*** Begin section ***

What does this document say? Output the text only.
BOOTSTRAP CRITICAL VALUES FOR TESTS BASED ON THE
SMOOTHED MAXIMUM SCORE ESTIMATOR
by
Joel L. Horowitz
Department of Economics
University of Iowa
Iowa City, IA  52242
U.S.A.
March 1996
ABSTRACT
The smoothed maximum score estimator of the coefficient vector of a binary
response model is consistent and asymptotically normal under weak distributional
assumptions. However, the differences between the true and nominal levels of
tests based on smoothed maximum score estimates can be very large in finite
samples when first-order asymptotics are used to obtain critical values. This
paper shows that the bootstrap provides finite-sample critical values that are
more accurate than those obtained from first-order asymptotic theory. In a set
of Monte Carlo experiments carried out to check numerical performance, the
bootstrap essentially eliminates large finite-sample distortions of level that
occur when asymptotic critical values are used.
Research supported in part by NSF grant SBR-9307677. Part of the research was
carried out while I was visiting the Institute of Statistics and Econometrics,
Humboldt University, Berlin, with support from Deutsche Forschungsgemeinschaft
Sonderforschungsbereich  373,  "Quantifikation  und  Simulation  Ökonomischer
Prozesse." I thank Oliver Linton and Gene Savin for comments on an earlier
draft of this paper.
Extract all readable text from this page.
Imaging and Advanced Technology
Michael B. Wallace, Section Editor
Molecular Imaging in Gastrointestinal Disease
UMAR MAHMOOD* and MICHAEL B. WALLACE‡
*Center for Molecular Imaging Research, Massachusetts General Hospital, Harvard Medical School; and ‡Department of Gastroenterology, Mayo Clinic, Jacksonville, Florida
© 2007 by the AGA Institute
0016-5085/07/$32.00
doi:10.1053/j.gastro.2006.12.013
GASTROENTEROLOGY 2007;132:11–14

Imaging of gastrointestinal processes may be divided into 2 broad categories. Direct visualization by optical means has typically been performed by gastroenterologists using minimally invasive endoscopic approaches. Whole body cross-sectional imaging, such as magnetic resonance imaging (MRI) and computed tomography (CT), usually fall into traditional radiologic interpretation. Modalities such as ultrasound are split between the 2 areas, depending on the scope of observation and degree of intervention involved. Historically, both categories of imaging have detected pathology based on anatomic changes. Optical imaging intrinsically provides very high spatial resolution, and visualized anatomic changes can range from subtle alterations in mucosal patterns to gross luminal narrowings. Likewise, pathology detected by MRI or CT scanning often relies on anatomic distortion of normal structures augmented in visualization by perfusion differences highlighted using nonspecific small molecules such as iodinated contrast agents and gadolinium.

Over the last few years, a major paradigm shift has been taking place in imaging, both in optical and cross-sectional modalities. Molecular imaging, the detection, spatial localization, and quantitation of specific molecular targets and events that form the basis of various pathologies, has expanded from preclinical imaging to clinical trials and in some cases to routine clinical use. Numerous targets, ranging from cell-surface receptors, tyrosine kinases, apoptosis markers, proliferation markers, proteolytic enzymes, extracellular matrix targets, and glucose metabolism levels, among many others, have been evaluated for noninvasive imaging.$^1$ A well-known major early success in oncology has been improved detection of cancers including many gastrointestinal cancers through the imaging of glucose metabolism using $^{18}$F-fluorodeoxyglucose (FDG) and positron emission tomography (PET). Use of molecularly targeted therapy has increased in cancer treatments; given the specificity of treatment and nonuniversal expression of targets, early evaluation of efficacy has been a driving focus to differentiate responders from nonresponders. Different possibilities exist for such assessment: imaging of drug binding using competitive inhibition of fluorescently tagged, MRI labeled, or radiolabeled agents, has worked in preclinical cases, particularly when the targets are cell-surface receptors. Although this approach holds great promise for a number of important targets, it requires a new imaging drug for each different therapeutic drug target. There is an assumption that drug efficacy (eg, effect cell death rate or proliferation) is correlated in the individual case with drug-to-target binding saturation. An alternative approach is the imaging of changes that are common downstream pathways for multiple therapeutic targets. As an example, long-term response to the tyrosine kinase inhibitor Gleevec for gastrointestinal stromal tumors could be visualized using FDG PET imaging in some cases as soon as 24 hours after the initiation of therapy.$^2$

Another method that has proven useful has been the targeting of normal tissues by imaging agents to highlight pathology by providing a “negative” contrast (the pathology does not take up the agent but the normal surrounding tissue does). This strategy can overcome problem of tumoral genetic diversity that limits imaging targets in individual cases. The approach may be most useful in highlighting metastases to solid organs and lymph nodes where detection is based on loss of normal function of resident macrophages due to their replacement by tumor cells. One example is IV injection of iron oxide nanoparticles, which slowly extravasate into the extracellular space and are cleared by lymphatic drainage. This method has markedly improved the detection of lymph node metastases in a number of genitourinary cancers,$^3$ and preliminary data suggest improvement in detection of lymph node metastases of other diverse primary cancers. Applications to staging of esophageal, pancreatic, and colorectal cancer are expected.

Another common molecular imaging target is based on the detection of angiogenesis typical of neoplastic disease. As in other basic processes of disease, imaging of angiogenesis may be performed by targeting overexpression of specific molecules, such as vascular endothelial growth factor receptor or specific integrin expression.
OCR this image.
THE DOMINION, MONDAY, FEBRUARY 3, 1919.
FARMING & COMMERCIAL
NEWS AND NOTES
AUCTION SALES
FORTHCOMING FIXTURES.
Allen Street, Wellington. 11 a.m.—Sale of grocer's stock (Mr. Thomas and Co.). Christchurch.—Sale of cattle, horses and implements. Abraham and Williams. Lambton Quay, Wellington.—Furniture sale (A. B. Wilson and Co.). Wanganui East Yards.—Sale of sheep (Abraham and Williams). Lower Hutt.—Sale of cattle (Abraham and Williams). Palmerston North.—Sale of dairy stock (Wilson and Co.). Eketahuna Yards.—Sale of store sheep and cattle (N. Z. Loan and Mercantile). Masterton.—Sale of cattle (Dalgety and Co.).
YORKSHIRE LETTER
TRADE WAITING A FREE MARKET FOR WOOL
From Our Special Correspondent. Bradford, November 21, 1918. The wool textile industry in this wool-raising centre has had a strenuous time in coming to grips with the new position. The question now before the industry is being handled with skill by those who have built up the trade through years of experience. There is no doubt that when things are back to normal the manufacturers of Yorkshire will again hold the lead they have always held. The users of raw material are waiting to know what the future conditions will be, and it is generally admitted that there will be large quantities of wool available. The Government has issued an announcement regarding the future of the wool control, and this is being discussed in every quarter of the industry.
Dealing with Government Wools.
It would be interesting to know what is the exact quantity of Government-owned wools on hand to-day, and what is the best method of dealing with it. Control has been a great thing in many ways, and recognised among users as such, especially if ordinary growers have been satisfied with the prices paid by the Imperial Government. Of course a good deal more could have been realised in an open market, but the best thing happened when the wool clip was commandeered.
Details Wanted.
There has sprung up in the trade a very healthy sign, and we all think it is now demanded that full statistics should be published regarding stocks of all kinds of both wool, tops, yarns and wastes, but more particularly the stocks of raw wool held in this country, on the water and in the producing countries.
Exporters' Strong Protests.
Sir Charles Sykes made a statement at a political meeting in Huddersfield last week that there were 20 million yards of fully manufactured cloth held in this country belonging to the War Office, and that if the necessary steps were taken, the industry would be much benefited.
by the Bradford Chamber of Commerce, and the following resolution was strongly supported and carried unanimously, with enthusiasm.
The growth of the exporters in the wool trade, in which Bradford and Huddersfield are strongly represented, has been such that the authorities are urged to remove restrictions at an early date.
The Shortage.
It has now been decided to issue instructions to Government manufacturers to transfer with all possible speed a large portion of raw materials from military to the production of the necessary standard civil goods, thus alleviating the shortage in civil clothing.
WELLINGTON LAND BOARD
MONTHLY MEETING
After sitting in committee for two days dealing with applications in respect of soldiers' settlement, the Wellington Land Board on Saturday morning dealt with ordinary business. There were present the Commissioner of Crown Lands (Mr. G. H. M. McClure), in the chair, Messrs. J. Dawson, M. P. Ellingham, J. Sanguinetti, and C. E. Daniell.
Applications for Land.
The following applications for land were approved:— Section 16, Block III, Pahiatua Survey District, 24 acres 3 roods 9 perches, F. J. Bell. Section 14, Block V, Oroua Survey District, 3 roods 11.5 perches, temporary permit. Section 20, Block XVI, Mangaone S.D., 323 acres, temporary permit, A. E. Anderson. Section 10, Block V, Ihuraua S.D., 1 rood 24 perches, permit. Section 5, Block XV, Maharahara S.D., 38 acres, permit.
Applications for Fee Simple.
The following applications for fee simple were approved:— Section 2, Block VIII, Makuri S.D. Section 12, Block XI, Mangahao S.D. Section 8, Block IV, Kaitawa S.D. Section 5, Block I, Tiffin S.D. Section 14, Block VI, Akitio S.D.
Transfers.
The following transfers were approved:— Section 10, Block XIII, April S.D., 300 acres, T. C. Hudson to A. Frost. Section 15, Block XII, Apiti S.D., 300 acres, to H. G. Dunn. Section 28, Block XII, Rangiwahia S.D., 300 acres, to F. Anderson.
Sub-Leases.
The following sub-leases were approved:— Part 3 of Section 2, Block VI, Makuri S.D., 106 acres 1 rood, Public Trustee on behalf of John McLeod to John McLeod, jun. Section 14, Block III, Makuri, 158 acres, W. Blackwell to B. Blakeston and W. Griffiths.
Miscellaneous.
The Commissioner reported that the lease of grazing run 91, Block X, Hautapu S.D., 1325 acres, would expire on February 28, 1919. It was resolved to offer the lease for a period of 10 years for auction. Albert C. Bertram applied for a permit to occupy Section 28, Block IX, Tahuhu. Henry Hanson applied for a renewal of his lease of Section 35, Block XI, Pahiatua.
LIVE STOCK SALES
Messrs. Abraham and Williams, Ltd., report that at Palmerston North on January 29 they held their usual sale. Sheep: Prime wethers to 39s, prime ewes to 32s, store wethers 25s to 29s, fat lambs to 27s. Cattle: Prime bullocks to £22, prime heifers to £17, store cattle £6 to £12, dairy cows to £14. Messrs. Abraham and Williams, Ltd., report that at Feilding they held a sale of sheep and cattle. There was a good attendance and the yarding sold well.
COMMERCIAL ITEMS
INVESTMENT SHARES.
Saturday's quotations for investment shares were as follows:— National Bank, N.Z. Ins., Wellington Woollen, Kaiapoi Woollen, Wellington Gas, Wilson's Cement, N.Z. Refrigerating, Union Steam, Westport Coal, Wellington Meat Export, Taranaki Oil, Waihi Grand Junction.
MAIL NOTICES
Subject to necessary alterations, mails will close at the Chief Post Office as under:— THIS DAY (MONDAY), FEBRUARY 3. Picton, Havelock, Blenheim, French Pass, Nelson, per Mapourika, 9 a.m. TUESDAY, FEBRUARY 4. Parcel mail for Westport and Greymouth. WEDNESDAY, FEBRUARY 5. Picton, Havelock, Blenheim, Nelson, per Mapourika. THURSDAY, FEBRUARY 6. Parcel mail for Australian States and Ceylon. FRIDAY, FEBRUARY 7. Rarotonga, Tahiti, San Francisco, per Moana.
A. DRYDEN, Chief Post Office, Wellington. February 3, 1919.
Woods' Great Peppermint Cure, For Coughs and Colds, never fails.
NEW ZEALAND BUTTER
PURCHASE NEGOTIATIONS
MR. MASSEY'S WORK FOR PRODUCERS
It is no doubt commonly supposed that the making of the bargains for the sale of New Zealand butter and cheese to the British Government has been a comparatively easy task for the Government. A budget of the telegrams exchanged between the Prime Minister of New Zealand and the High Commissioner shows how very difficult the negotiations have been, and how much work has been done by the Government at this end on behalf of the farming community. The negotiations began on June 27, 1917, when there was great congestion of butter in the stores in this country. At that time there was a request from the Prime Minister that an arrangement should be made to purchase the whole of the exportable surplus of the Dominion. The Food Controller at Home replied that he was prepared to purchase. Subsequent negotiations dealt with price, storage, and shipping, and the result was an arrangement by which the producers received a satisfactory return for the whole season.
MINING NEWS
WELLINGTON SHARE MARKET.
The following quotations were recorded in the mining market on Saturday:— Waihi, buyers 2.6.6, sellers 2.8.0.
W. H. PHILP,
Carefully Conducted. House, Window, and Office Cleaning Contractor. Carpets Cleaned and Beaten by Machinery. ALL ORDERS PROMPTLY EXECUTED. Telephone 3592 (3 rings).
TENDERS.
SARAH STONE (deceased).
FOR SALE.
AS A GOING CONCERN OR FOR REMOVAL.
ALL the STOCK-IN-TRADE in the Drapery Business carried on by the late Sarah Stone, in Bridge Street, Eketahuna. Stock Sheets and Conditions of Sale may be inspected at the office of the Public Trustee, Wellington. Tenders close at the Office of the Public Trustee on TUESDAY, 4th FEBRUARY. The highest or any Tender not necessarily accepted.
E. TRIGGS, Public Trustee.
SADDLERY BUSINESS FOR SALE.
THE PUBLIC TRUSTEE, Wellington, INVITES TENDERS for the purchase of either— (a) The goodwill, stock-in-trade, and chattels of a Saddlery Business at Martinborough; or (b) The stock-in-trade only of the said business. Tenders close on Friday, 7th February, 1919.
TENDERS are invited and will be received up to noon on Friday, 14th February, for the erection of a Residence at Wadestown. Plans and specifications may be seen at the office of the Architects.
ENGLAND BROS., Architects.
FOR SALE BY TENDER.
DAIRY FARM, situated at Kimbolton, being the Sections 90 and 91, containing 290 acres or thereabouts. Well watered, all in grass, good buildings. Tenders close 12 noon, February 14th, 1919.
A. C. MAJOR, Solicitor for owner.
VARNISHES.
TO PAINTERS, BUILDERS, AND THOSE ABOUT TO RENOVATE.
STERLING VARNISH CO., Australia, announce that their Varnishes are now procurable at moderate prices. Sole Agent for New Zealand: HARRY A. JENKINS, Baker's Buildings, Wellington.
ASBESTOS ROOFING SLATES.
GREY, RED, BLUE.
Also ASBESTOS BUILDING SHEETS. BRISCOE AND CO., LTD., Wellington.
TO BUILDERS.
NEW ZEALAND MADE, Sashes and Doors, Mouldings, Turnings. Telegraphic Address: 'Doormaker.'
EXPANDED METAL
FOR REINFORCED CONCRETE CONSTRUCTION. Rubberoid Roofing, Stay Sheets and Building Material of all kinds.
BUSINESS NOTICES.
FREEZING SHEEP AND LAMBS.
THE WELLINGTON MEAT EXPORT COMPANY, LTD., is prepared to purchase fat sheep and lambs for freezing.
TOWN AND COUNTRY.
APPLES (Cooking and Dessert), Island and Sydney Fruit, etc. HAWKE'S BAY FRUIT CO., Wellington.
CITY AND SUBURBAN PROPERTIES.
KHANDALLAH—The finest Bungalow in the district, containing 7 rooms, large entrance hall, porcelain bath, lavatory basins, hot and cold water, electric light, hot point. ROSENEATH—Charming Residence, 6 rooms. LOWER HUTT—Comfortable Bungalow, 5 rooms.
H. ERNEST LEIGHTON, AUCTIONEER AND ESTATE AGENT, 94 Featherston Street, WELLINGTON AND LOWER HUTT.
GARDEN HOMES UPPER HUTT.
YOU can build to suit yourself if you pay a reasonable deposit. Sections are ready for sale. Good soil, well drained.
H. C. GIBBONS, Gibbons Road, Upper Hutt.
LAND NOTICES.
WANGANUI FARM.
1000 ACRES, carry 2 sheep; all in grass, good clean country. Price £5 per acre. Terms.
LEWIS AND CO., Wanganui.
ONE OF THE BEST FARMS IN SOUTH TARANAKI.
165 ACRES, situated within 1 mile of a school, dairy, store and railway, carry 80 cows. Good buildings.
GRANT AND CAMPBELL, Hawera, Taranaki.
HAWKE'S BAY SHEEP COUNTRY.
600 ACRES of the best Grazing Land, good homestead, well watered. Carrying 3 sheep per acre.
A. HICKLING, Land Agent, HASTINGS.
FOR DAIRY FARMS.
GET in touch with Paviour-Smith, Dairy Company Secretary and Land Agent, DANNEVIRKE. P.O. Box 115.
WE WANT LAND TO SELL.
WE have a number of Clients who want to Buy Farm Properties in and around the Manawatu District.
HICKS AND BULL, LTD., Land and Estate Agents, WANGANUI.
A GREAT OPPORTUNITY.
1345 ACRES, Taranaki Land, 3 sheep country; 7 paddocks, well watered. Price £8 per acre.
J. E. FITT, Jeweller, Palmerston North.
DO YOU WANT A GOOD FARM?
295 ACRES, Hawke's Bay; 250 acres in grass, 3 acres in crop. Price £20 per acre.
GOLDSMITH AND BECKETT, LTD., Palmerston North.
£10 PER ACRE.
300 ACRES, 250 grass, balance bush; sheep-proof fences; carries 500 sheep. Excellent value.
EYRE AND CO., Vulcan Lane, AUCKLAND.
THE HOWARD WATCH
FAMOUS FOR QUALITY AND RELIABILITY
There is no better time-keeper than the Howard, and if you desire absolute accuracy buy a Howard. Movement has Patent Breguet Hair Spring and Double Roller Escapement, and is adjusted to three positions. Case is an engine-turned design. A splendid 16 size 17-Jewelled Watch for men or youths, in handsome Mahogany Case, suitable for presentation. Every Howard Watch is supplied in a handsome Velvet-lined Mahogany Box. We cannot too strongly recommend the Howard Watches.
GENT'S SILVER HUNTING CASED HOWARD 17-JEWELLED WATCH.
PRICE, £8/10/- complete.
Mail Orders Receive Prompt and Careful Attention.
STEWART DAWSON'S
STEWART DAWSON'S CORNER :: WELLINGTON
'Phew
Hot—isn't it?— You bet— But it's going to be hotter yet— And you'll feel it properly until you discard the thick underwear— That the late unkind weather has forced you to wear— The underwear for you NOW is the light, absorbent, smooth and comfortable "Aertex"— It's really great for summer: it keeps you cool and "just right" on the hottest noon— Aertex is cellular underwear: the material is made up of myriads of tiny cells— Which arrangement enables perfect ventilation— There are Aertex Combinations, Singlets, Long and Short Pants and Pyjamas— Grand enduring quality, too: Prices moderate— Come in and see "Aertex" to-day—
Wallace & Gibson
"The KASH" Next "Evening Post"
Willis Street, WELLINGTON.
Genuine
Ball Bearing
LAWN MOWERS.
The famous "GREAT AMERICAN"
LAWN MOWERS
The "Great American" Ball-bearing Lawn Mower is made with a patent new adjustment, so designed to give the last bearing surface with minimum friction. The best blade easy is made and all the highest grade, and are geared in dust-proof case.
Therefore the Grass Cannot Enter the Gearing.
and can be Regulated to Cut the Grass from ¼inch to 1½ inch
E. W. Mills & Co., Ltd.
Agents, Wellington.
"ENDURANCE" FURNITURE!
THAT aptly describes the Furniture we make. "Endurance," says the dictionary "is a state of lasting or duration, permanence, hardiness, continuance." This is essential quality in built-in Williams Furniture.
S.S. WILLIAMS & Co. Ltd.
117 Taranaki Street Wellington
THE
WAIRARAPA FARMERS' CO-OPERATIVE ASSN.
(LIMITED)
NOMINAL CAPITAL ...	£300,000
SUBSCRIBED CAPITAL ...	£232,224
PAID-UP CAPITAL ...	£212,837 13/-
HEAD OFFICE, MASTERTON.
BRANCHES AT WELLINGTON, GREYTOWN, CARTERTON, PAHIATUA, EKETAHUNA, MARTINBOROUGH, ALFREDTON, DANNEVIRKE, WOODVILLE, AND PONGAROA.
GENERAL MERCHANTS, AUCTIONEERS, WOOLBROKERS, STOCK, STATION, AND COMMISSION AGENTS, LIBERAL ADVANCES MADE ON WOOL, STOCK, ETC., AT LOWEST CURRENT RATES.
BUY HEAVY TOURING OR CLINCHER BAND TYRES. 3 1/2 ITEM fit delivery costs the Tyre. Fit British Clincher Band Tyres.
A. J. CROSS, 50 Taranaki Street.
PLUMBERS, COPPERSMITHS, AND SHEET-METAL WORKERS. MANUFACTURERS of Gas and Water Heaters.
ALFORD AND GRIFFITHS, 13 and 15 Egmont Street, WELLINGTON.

*** End section ***

## EXERCISE GOAL
Copy each line of the listing above that contains the word "COMMERCIAL".

## WRITTEN RESPONSE
FARMING & COMMERCIAL
COMMERCIAL ITEMS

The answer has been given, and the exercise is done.